WHAT YOU SHOULD DO:
Look for the word "with" in the entries and copy each line where it appears.
◇ ◇ ◇
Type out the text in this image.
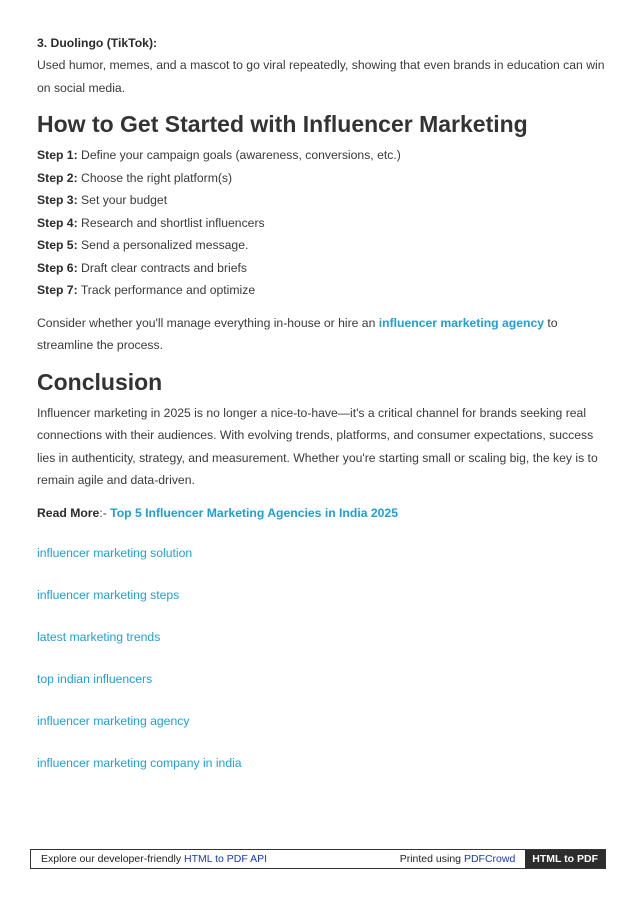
3. Duolingo (TikTok):

Used humor, memes, and a mascot to go viral repeatedly, showing that even brands in education can win on social media.

How to Get Started with Influencer Marketing

Step 1: Define your campaign goals (awareness, conversions, etc.)

Step 2: Choose the right platform(s)

Step 3: Set your budget

Step 4: Research and shortlist influencers

Step 5: Send a personalized message.

Step 6: Draft clear contracts and briefs

Step 7: Track performance and optimize

Consider whether you'll manage everything in-house or hire an influencer marketing agency to streamline the process.

Conclusion

Influencer marketing in 2025 is no longer a nice-to-have—it's a critical channel for brands seeking real connections with their audiences. With evolving trends, platforms, and consumer expectations, success lies in authenticity, strategy, and measurement. Whether you're starting small or scaling big, the key is to remain agile and data-driven.

Read More:- Top 5 Influencer Marketing Agencies in India 2025

influencer marketing solution
influencer marketing steps
latest marketing trends
top indian influencers
influencer marketing agency
influencer marketing company in india
Explore our developer-friendly HTML to PDF API	Printed using PDFCrowd	HTML to PDF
◇ ◇ ◇
TASK RESPONSE:
How to Get Started with Influencer Marketing
Influencer marketing in 2025 is no longer a nice-to-have—it's a critical channel for brands seeking real connections with their audiences. With evolving trends, platforms, and consumer expectations, success lies in authenticity, strategy, and measurement. Whether you're starting small or scaling big, the key is to remain agile and data-driven.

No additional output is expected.